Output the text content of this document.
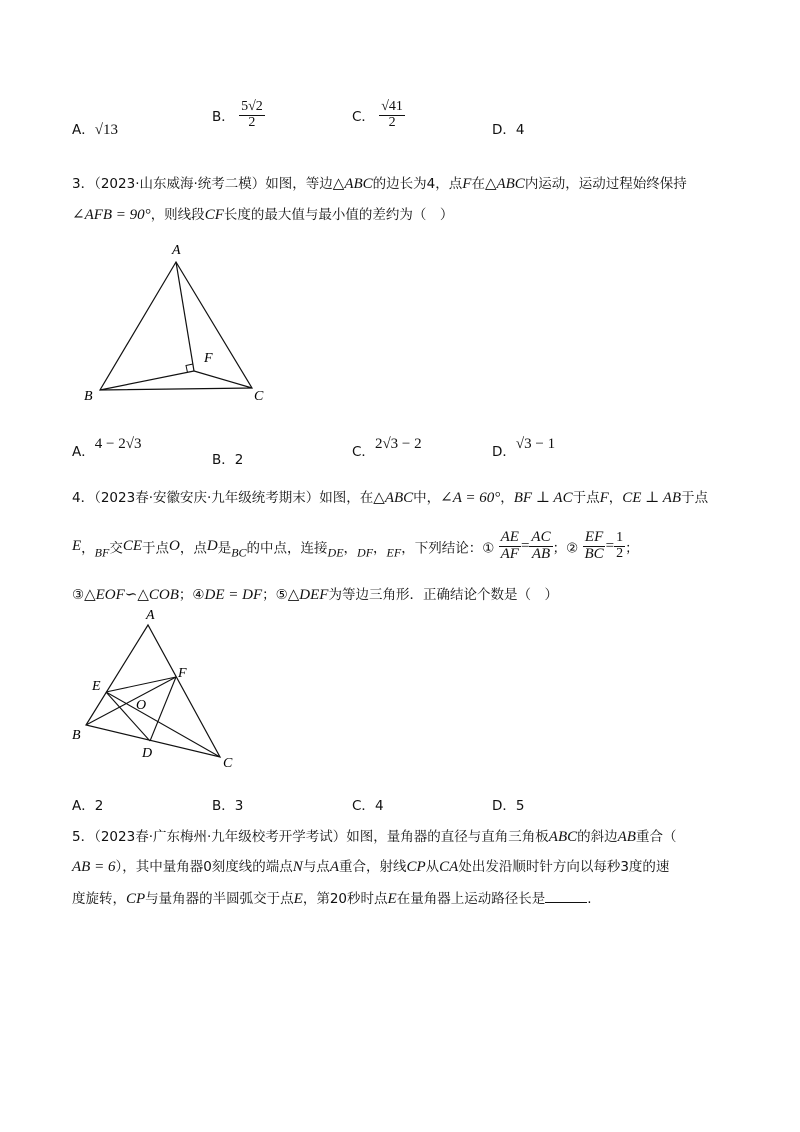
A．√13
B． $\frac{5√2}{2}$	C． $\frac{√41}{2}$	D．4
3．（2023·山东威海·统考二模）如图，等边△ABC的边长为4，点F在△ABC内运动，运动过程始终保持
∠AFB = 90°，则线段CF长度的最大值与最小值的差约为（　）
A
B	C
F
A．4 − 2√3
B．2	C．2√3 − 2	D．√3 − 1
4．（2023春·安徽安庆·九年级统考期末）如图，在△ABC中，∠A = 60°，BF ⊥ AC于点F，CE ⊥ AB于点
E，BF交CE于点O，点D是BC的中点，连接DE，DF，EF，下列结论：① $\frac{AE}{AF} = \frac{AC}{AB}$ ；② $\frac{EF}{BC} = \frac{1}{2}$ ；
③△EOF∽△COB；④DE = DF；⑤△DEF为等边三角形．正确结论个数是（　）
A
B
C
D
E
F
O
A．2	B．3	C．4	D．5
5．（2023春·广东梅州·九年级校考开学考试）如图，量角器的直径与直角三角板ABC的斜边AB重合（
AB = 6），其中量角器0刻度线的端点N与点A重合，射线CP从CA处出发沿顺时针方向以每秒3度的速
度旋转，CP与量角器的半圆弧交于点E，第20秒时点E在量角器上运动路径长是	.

WRITTEN PROBLEM.
Copy out all the data exactly; skip the pictures.

EXERCISE OUTPUT.
Output the text content of this document.
A．√13
B． $\frac{5√2}{2}$	C． $\frac{√41}{2}$	D．4
3．（2023·山东威海·统考二模）如图，等边△ABC的边长为4，点F在△ABC内运动，运动过程始终保持
∠AFB = 90°，则线段CF长度的最大值与最小值的差约为（　）
A
B	C
F
A．4 − 2√3
B．2	C．2√3 − 2	D．√3 − 1
4．（2023春·安徽安庆·九年级统考期末）如图，在△ABC中，∠A = 60°，BF ⊥ AC于点F，CE ⊥ AB于点
E，BF交CE于点O，点D是BC的中点，连接DE，DF，EF，下列结论：① $\frac{AE}{AF} = \frac{AC}{AB}$ ；② $\frac{EF}{BC} = \frac{1}{2}$ ；
③△EOF∽△COB；④DE = DF；⑤△DEF为等边三角形．正确结论个数是（　）
A
B
C
D
E
F
O
A．2	B．3	C．4	D．5
5．（2023春·广东梅州·九年级校考开学考试）如图，量角器的直径与直角三角板ABC的斜边AB重合（
AB = 6），其中量角器0刻度线的端点N与点A重合，射线CP从CA处出发沿顺时针方向以每秒3度的速
度旋转，CP与量角器的半圆弧交于点E，第20秒时点E在量角器上运动路径长是	.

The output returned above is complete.